*OBJECTIVE:* Copy every line of the records below where the word "Technical" occurs.

*INPUT MATERIAL:*
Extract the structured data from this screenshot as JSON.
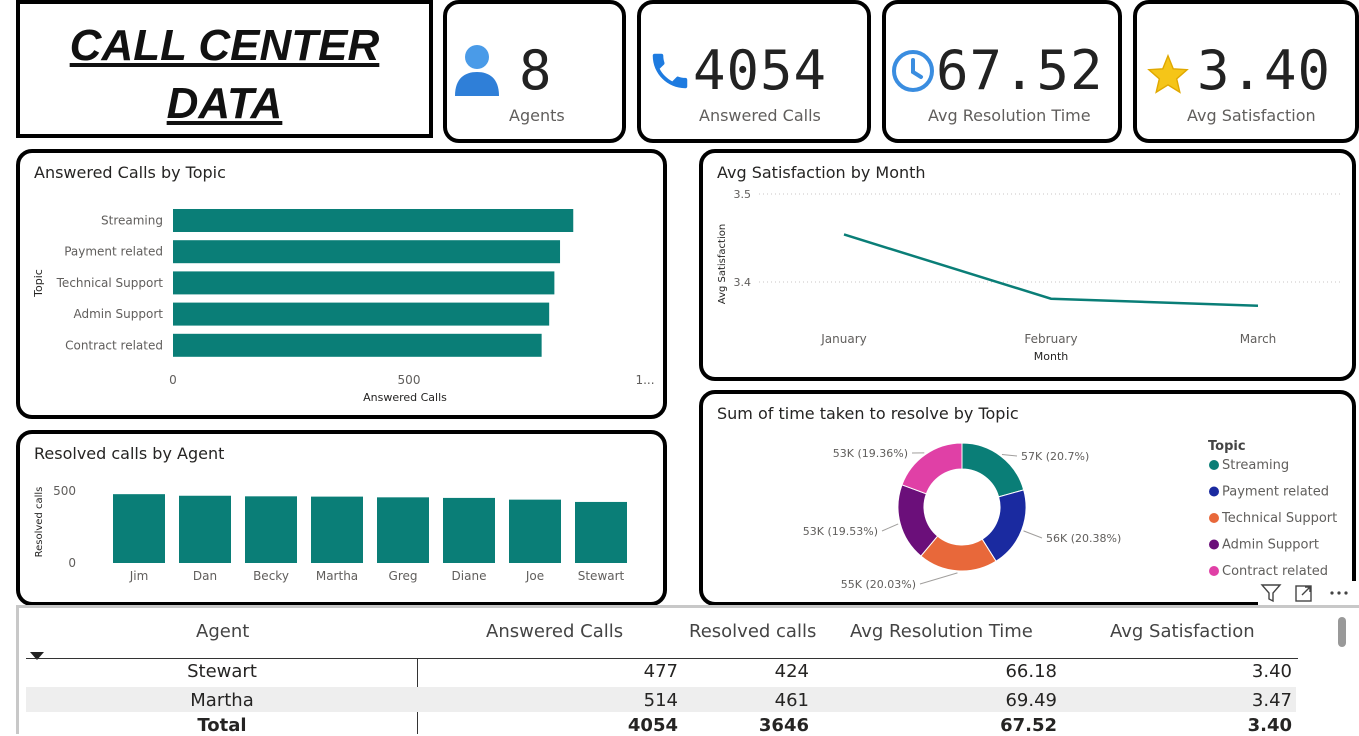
{
  "title": {
    "line1": "CALL CENTER",
    "line2": "DATA"
  },
  "kpis": [
    {
      "value": "8",
      "label": "Agents",
      "icon": "user-icon",
      "color": "#3b82d6"
    },
    {
      "value": "4054",
      "label": "Answered Calls",
      "icon": "phone-icon",
      "color": "#1e7be0"
    },
    {
      "value": "67.52",
      "label": "Avg Resolution Time",
      "icon": "clock-icon",
      "color": "#3a8de0"
    },
    {
      "value": "3.40",
      "label": "Avg Satisfaction",
      "icon": "star-icon",
      "color": "#f5c518"
    }
  ],
  "colors": {
    "teal": "#0a7e77",
    "navy": "#1a2aa0",
    "orange": "#e8683a",
    "purple": "#6b0f7a",
    "pink": "#e040a6"
  },
  "chart_data": [
    {
      "id": "calls-by-topic",
      "type": "bar",
      "orientation": "horizontal",
      "title": "Answered Calls by Topic",
      "xlabel": "Answered Calls",
      "ylabel": "Topic",
      "categories": [
        "Streaming",
        "Payment related",
        "Technical Support",
        "Admin Support",
        "Contract related"
      ],
      "values": [
        848,
        820,
        808,
        797,
        781
      ],
      "xlim": [
        0,
        1000
      ],
      "xticks": [
        "0",
        "500",
        "1..."
      ],
      "color": "#0a7e77"
    },
    {
      "id": "satisfaction-by-month",
      "type": "line",
      "title": "Avg Satisfaction by Month",
      "xlabel": "Month",
      "ylabel": "Avg Satisfaction",
      "categories": [
        "January",
        "February",
        "March"
      ],
      "values": [
        3.454,
        3.381,
        3.373
      ],
      "ylim": [
        3.35,
        3.5
      ],
      "yticks": [
        {
          "v": 3.5,
          "t": "3.5"
        },
        {
          "v": 3.4,
          "t": "3.4"
        }
      ],
      "grid": true,
      "color": "#0a7e77"
    },
    {
      "id": "resolved-by-agent",
      "type": "bar",
      "orientation": "vertical",
      "title": "Resolved calls by Agent",
      "xlabel": "",
      "ylabel": "Resolved calls",
      "categories": [
        "Jim",
        "Dan",
        "Becky",
        "Martha",
        "Greg",
        "Diane",
        "Joe",
        "Stewart"
      ],
      "values": [
        478,
        467,
        463,
        461,
        456,
        452,
        440,
        424
      ],
      "ylim": [
        0,
        550
      ],
      "yticks": [
        {
          "v": 0,
          "t": "0"
        },
        {
          "v": 500,
          "t": "500"
        }
      ],
      "color": "#0a7e77"
    },
    {
      "id": "time-by-topic",
      "type": "pie",
      "donut": true,
      "title": "Sum of time taken to resolve by Topic",
      "legend_title": "Topic",
      "legend_position": "right",
      "slices": [
        {
          "name": "Streaming",
          "value": 20.7,
          "label": "57K (20.7%)",
          "color": "#0a7e77"
        },
        {
          "name": "Payment related",
          "value": 20.38,
          "label": "56K (20.38%)",
          "color": "#1a2aa0"
        },
        {
          "name": "Technical Support",
          "value": 20.03,
          "label": "55K (20.03%)",
          "color": "#e8683a"
        },
        {
          "name": "Admin Support",
          "value": 19.53,
          "label": "53K (19.53%)",
          "color": "#6b0f7a"
        },
        {
          "name": "Contract related",
          "value": 19.36,
          "label": "53K (19.36%)",
          "color": "#e040a6"
        }
      ]
    },
    {
      "id": "agent-table",
      "type": "table",
      "columns": [
        "Agent",
        "Answered Calls",
        "Resolved calls",
        "Avg Resolution Time",
        "Avg Satisfaction"
      ],
      "rows": [
        [
          "Stewart",
          "477",
          "424",
          "66.18",
          "3.40"
        ],
        [
          "Martha",
          "514",
          "461",
          "69.49",
          "3.47"
        ]
      ],
      "total": [
        "Total",
        "4054",
        "3646",
        "67.52",
        "3.40"
      ]
    }
  ]
}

*WORKED ANSWER:*
        "Technical Support",
          "name": "Technical Support",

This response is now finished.